# start of Excerpted data

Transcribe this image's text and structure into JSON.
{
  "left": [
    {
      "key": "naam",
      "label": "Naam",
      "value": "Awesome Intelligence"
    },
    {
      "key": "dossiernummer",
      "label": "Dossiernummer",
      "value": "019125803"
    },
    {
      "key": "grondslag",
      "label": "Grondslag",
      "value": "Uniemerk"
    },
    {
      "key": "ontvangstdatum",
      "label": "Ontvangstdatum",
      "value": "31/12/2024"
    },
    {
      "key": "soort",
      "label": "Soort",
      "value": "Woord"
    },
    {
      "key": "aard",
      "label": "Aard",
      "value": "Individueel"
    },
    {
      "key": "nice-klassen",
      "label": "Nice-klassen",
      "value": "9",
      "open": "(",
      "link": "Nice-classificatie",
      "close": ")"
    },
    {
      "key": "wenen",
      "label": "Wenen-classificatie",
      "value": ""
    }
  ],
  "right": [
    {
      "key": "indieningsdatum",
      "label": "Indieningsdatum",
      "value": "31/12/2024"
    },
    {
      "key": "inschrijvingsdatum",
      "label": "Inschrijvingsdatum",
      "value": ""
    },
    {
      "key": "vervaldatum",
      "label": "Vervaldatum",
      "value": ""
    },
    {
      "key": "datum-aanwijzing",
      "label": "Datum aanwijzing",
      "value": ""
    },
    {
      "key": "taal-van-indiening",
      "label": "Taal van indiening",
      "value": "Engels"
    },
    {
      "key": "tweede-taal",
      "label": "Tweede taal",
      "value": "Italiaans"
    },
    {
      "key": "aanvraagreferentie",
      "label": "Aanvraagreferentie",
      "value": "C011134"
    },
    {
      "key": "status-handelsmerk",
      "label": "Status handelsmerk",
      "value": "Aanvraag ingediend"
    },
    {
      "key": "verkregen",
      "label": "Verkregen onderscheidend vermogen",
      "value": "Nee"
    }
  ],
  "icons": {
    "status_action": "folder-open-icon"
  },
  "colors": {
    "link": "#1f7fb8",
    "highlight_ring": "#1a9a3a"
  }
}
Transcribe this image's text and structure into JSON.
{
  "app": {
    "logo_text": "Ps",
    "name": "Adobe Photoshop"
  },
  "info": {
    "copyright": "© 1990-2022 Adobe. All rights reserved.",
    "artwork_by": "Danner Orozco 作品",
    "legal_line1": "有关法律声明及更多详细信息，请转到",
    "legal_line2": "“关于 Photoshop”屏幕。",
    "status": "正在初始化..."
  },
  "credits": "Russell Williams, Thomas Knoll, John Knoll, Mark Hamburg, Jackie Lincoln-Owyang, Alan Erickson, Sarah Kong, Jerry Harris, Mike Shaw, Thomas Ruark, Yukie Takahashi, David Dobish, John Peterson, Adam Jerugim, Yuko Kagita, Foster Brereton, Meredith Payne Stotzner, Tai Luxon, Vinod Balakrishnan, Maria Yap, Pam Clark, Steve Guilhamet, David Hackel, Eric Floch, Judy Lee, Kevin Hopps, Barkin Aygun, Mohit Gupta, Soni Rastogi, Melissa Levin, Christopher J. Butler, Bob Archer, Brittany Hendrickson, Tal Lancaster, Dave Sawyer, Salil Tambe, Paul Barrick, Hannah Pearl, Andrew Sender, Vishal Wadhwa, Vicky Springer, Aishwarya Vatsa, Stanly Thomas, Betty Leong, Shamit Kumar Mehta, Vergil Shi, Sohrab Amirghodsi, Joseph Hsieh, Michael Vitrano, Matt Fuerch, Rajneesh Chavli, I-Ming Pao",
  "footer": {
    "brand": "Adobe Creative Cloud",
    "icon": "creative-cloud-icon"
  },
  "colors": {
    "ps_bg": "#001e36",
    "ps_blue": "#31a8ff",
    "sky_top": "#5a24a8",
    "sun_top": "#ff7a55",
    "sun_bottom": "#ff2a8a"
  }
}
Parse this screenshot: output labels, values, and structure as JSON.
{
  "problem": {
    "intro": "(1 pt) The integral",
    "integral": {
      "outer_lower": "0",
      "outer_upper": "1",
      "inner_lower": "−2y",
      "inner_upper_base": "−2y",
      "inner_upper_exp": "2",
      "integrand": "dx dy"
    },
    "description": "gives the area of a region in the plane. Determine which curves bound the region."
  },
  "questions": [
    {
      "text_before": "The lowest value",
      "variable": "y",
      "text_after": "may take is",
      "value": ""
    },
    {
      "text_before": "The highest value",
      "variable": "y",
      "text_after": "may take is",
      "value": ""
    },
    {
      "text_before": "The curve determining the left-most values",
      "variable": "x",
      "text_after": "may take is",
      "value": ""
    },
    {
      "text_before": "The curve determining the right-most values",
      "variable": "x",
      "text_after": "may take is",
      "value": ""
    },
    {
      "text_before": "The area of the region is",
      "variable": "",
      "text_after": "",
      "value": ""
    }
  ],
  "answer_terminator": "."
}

# end of Excerpted data

§ Challenge
Using the listing above, pick out each line that contains the word "most", then copy it.

§ Expected output
      "text_before": "The curve determining the left-most values",
      "text_before": "The curve determining the right-most values",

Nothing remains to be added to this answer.